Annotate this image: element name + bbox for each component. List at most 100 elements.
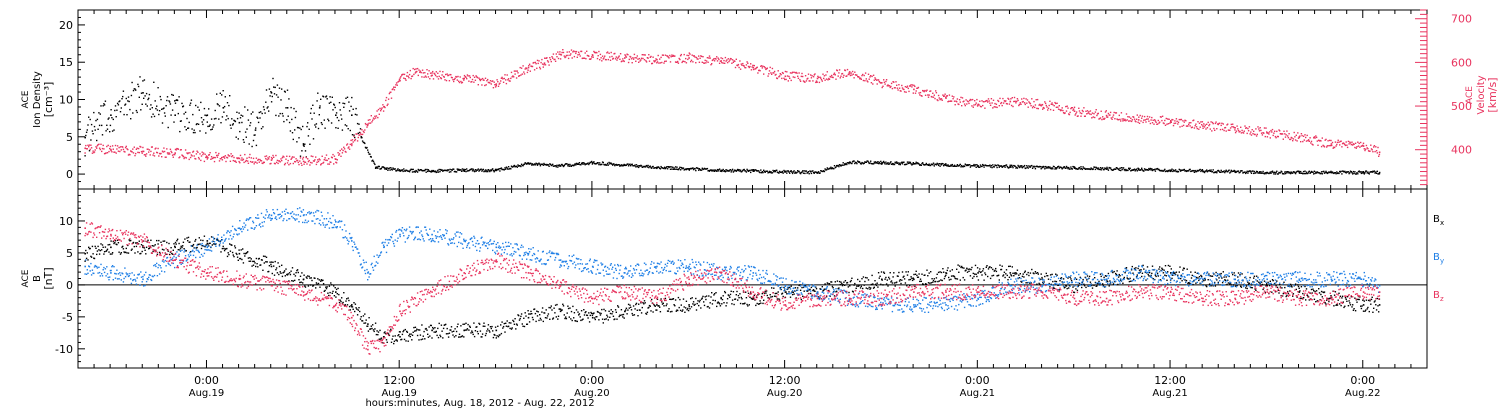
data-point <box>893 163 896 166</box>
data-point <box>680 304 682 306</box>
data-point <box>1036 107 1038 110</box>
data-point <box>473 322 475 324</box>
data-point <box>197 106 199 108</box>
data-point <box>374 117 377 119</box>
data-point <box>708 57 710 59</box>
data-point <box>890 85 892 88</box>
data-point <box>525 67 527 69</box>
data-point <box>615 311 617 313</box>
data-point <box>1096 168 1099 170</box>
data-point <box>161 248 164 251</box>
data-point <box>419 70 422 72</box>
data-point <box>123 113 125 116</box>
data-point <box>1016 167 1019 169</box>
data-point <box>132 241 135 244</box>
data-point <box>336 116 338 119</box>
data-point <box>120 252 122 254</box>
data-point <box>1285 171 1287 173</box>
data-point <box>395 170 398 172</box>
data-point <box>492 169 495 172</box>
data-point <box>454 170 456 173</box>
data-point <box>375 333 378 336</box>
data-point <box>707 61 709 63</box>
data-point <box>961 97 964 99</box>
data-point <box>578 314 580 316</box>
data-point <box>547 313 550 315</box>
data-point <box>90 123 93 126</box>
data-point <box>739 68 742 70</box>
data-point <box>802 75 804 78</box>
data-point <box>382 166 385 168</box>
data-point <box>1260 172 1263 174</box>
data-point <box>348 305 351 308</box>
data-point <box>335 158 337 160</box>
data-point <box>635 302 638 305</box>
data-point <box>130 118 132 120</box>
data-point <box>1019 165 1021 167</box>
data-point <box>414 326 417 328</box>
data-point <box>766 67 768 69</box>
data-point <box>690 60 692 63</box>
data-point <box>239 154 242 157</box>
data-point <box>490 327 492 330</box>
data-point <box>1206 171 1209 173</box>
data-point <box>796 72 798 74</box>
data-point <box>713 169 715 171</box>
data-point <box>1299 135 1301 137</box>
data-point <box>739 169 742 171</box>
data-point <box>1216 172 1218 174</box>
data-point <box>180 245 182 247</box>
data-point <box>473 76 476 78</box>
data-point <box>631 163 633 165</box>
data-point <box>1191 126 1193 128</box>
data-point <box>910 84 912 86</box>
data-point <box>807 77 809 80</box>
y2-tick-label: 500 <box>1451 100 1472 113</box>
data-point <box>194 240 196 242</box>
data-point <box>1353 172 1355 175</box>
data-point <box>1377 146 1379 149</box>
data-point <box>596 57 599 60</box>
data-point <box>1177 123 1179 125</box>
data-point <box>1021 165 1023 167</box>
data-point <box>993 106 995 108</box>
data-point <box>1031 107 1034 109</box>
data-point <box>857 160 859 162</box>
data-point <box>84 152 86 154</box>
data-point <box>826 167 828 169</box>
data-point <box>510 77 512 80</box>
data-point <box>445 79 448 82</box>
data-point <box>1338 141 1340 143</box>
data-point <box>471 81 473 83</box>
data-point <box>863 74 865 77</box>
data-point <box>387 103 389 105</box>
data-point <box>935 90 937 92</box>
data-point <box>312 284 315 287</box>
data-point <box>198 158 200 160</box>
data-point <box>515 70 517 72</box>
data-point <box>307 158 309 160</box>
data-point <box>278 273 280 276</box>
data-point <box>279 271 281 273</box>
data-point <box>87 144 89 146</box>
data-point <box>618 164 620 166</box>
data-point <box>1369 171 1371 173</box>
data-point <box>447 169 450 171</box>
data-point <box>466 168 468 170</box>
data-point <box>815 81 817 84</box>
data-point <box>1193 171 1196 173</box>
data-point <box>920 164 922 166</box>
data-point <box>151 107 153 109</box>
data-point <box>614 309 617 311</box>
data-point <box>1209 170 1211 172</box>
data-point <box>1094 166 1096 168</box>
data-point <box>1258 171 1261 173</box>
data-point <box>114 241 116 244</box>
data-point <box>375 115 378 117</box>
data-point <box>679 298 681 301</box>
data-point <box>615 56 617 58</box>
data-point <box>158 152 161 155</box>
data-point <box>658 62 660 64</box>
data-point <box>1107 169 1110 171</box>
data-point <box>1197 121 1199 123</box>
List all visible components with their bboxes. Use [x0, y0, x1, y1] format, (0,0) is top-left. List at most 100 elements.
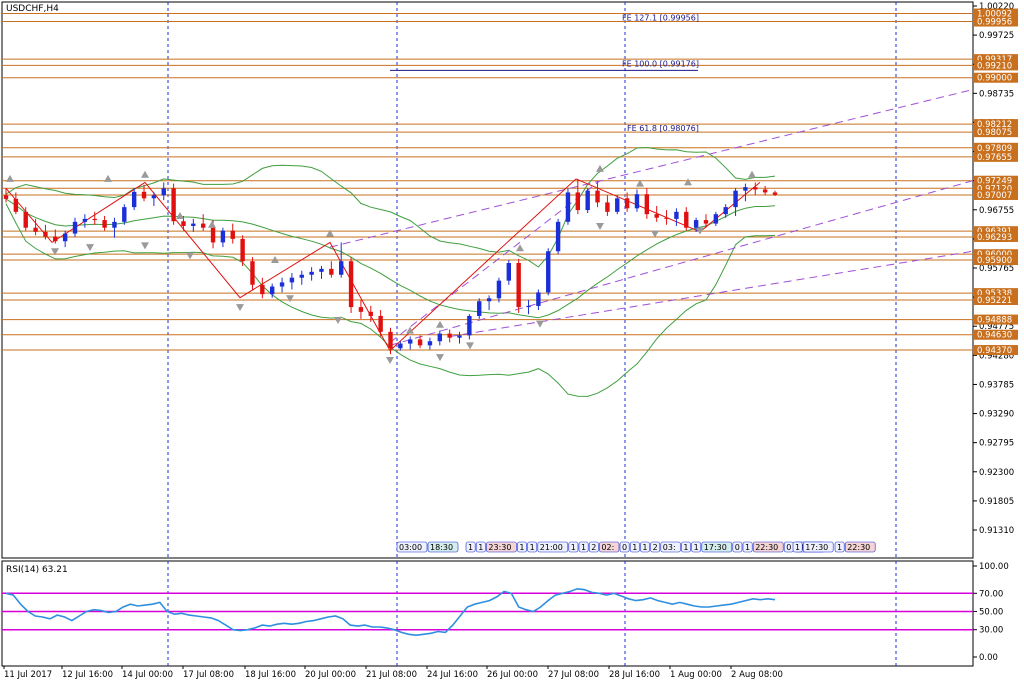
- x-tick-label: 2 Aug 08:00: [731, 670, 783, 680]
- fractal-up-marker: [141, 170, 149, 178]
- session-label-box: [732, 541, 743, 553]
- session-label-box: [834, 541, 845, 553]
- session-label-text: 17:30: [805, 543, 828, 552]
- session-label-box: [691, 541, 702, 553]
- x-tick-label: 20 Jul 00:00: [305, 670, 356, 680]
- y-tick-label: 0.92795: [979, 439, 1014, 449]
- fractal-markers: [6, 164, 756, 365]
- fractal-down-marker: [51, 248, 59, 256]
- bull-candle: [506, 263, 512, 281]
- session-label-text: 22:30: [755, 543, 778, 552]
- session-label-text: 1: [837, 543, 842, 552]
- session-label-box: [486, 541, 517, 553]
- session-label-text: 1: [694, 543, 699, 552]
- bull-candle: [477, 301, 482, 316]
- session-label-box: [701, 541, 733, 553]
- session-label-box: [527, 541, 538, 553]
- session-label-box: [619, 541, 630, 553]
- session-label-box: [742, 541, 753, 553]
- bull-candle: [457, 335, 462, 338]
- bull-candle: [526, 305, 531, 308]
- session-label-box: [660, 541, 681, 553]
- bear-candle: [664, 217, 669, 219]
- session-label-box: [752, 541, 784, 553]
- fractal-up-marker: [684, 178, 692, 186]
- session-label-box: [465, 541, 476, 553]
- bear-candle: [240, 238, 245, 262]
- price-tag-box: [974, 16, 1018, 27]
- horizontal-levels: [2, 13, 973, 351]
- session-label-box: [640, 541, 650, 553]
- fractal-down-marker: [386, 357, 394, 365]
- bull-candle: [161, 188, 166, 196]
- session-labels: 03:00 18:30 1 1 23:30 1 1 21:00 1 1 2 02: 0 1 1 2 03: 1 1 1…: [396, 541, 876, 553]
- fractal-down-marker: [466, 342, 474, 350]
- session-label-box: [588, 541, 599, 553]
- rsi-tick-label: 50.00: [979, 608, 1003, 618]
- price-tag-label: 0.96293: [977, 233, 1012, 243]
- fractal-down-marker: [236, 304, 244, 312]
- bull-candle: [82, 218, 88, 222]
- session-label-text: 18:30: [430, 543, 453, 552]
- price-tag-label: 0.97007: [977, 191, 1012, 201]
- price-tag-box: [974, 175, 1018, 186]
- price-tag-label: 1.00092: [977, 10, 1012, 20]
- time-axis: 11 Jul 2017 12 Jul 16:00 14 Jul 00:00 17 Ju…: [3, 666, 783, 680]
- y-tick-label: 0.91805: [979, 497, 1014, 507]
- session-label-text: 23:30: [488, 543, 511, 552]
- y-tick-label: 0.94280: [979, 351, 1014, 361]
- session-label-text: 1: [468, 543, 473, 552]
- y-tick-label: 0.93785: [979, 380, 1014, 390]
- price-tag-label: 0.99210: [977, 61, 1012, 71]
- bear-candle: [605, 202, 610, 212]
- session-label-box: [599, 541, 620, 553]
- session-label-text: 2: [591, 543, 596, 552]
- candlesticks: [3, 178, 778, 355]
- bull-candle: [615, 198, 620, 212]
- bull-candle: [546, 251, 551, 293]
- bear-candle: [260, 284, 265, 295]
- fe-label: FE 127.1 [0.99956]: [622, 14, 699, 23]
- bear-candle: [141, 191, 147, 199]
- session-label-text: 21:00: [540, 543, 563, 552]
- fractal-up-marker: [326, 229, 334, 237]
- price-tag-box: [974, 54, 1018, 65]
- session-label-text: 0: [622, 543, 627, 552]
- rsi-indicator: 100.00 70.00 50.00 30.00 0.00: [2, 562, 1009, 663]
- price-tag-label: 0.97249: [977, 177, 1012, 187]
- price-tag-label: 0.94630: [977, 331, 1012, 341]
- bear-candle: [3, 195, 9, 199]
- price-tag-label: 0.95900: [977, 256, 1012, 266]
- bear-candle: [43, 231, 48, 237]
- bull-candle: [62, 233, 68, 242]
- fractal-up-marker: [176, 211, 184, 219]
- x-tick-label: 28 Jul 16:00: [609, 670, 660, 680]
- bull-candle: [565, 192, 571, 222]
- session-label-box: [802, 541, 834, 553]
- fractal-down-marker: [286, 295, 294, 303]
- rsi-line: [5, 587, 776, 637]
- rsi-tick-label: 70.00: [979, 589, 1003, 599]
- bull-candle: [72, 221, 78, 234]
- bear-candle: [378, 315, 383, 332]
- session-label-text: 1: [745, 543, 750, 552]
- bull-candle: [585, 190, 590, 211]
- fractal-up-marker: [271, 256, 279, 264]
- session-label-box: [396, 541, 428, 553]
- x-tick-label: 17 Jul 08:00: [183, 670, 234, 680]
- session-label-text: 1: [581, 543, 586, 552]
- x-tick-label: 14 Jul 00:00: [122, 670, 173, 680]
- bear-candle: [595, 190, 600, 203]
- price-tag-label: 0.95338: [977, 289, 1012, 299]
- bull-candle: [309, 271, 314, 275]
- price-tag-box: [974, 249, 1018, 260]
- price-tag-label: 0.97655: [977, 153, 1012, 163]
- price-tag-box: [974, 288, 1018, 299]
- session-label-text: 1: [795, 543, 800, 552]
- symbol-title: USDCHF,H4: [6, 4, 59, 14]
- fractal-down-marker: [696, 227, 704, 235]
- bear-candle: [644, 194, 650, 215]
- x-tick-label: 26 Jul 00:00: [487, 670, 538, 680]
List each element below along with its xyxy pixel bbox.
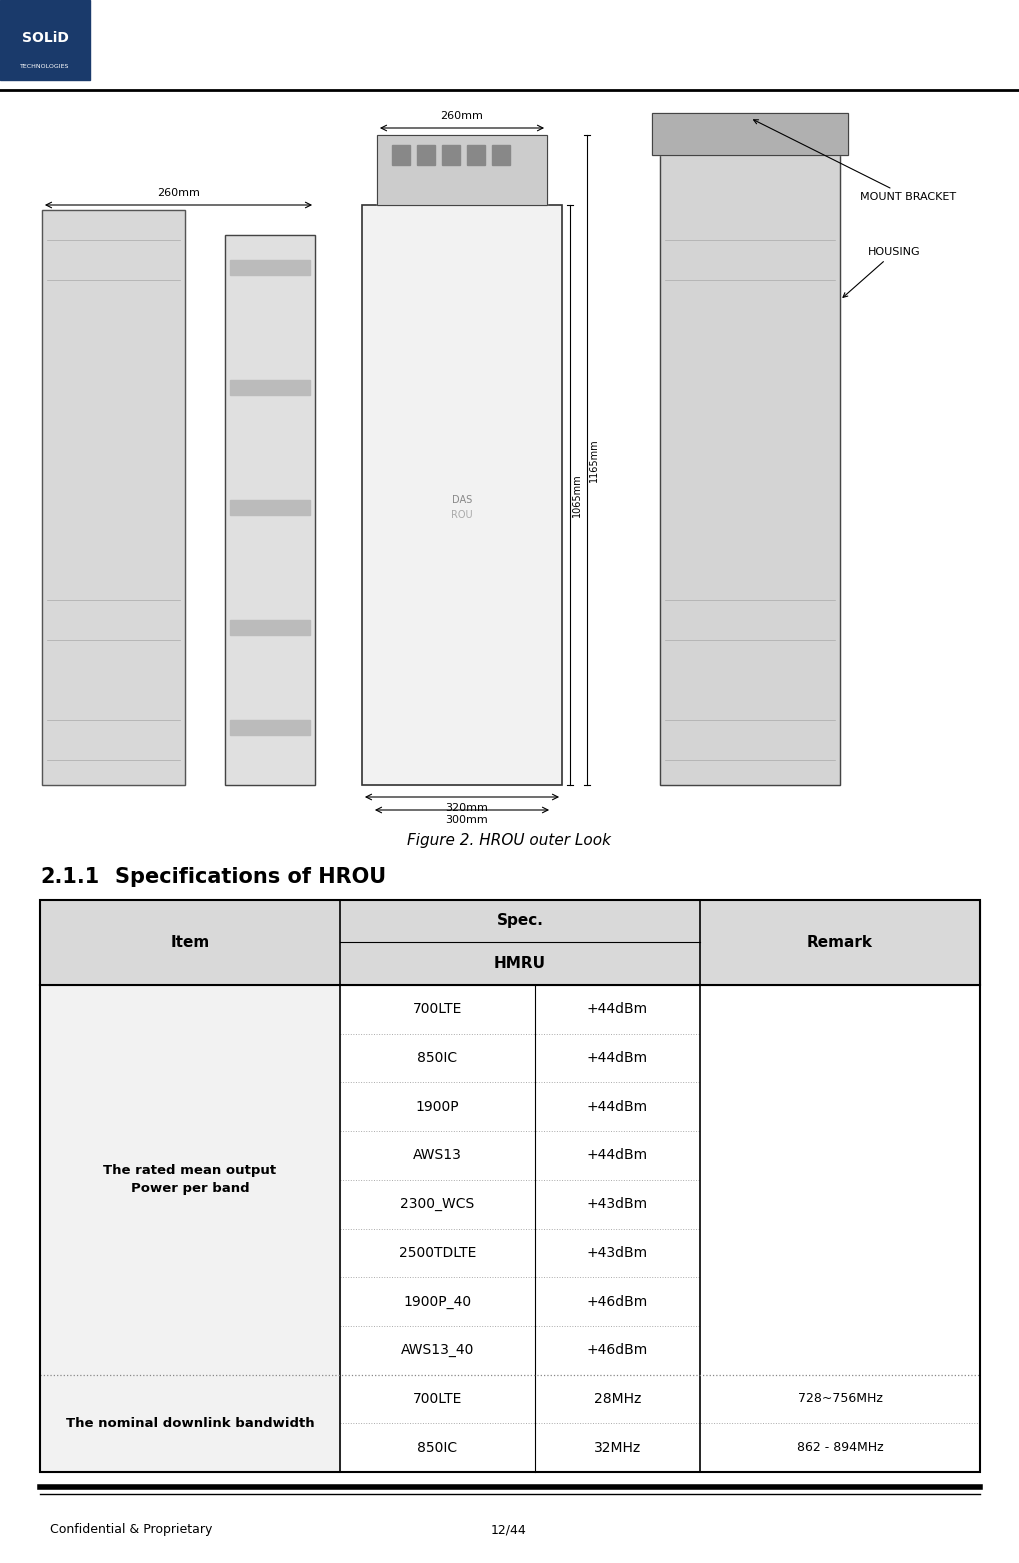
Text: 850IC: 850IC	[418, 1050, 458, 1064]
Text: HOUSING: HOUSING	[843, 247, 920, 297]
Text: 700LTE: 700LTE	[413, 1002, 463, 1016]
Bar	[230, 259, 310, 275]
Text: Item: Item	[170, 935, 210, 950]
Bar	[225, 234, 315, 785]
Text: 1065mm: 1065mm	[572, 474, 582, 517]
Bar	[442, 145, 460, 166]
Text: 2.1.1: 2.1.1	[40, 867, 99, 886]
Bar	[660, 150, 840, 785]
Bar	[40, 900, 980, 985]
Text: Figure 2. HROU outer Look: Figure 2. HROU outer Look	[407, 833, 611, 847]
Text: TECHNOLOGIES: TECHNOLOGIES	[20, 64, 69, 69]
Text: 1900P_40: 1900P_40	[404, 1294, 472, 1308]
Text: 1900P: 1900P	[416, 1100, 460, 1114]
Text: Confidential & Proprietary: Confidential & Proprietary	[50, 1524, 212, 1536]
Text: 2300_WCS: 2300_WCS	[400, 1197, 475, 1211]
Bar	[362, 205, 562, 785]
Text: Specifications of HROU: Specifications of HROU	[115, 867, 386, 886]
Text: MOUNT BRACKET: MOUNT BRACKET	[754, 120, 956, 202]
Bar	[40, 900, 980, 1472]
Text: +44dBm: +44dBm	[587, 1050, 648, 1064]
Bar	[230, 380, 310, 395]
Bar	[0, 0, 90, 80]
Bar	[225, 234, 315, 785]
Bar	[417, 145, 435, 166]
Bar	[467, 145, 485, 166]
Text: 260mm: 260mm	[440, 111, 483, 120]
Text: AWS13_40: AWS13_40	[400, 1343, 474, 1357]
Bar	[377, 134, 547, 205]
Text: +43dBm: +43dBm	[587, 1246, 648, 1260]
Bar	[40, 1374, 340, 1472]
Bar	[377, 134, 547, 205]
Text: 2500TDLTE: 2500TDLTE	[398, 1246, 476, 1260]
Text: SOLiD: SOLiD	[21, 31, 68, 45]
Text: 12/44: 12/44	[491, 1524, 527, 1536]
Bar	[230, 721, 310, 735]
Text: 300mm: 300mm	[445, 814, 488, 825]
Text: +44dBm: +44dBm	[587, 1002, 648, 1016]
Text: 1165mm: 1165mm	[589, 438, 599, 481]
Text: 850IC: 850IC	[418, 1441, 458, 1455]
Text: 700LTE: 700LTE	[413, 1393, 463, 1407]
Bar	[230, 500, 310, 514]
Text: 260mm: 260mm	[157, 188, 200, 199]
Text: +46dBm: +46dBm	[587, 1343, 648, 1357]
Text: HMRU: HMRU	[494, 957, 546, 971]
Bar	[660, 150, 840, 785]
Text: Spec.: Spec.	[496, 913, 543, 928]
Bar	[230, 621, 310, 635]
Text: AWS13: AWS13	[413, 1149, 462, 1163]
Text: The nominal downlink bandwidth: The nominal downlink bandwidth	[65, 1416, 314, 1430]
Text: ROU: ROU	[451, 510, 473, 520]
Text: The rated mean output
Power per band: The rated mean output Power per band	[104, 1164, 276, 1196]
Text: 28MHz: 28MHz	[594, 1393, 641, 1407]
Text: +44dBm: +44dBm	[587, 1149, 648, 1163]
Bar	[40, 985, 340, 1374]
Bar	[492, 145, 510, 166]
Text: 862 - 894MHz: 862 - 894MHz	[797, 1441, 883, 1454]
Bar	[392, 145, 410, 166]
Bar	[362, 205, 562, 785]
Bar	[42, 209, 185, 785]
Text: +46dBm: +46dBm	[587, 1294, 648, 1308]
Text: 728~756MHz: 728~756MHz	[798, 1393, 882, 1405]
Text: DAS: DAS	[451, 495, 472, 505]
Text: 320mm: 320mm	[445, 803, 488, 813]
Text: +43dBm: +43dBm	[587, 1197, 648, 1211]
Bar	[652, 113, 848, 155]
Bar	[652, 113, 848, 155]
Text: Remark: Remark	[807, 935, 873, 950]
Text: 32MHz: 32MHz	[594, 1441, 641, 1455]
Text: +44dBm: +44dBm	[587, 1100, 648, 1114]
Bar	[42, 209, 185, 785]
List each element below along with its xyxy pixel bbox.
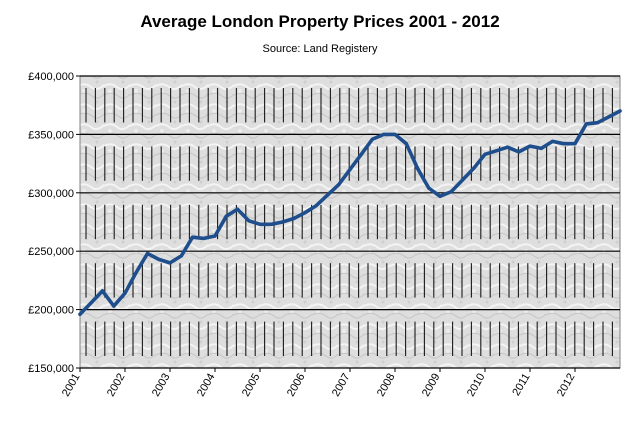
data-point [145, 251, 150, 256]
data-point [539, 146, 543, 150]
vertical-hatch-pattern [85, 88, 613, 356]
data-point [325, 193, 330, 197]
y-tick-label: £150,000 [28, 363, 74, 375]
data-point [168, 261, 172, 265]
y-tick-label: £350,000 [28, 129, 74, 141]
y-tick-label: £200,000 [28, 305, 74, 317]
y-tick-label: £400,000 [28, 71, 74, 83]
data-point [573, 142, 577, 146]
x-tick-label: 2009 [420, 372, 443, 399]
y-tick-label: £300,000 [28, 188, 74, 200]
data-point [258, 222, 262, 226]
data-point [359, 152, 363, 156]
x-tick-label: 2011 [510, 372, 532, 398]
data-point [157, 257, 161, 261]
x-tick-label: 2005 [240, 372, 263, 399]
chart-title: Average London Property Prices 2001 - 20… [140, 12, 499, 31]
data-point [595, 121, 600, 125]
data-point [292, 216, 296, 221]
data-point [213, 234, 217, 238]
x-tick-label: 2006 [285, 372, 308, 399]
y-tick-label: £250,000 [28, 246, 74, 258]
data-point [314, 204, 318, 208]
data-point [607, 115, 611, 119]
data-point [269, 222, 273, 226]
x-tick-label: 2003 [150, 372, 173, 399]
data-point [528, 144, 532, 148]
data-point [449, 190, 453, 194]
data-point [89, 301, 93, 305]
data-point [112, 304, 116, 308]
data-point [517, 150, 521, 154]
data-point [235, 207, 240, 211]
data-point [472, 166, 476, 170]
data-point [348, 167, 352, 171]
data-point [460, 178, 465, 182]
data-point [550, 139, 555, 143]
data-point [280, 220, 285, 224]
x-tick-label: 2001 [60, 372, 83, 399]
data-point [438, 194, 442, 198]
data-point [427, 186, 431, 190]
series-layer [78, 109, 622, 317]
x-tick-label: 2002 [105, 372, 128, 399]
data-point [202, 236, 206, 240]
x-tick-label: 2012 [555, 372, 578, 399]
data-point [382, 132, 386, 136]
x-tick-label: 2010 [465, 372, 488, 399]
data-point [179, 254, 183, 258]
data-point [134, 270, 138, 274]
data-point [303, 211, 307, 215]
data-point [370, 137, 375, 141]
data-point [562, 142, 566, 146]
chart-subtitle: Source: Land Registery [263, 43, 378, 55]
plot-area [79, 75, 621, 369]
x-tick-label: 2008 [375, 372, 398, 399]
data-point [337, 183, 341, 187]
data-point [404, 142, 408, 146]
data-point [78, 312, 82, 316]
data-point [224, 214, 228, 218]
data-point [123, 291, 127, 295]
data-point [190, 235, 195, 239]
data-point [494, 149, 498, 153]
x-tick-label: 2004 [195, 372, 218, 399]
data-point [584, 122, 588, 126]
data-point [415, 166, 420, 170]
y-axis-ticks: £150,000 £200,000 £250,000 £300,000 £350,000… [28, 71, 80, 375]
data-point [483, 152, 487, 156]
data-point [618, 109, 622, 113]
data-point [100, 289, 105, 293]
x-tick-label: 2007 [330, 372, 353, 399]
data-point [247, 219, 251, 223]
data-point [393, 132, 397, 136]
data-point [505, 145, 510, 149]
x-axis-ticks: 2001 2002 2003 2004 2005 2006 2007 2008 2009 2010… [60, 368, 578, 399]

####################

_THE TASK_
In the records above, write out exactly the part that opens with the line containing "- x-tick-label: 2 Aug" and closes with the line containing "- x-tick-label: 20", including both of those lines.

_EXERCISE SOLUTION_
- x-tick-label: 2 Aug 08:00: [731, 670, 783, 680]
- fractal-up-marker: [141, 170, 149, 178]
- session-label-box: [732, 541, 743, 553]
- session-label-box: [834, 541, 845, 553]
- session-label-text: 17:30: [805, 543, 828, 552]
- session-label-box: [691, 541, 702, 553]
- x-tick-label: 20 Jul 00:00: [305, 670, 356, 680]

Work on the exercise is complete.